(Items listed in a dataset)
+ + + + +

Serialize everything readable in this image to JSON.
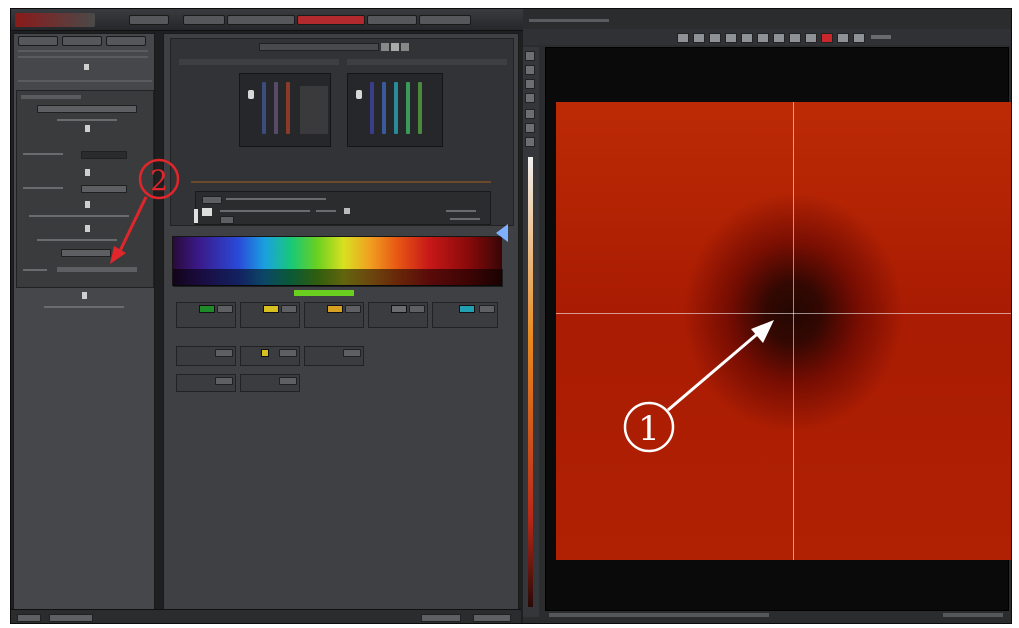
{
  "annotations": {
    "marker_1": "1",
    "marker_2": "2"
  },
  "colors": {
    "accent": "#b22a2e",
    "annotation_red": "#e0262a",
    "annotation_white": "#ffffff",
    "heatmap_edge": "#e8841c",
    "heatmap_center": "#2a1210"
  },
  "icons": {
    "crosshair": "crosshair-icon",
    "arrow_white": "arrow-icon",
    "arrow_red": "arrow-icon",
    "spectrum_pointer": "triangle-icon"
  }
}
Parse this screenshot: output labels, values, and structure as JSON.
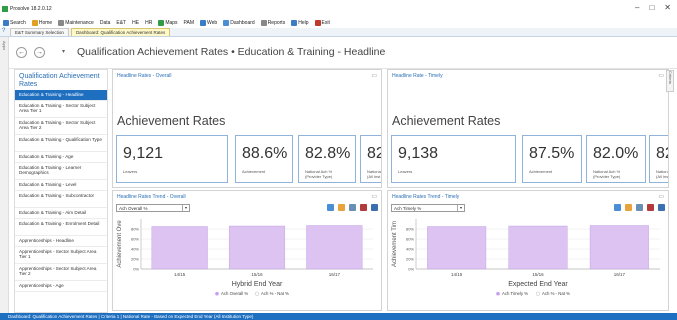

+ + + + +

What to produce: Would you return the data exactly as written, without the pictures?

Exercise response:
Serialize everything readable in this image to JSON.
{
  "annotations": {
    "marker_1": "1",
    "marker_2": "2"
  },
  "colors": {
    "accent": "#b22a2e",
    "annotation_red": "#e0262a",
    "annotation_white": "#ffffff",
    "heatmap_edge": "#e8841c",
    "heatmap_center": "#2a1210"
  },
  "icons": {
    "crosshair": "crosshair-icon",
    "arrow_white": "arrow-icon",
    "arrow_red": "arrow-icon",
    "spectrum_pointer": "triangle-icon"
  }
}
Parse this screenshot: output labels, values, and structure as JSON.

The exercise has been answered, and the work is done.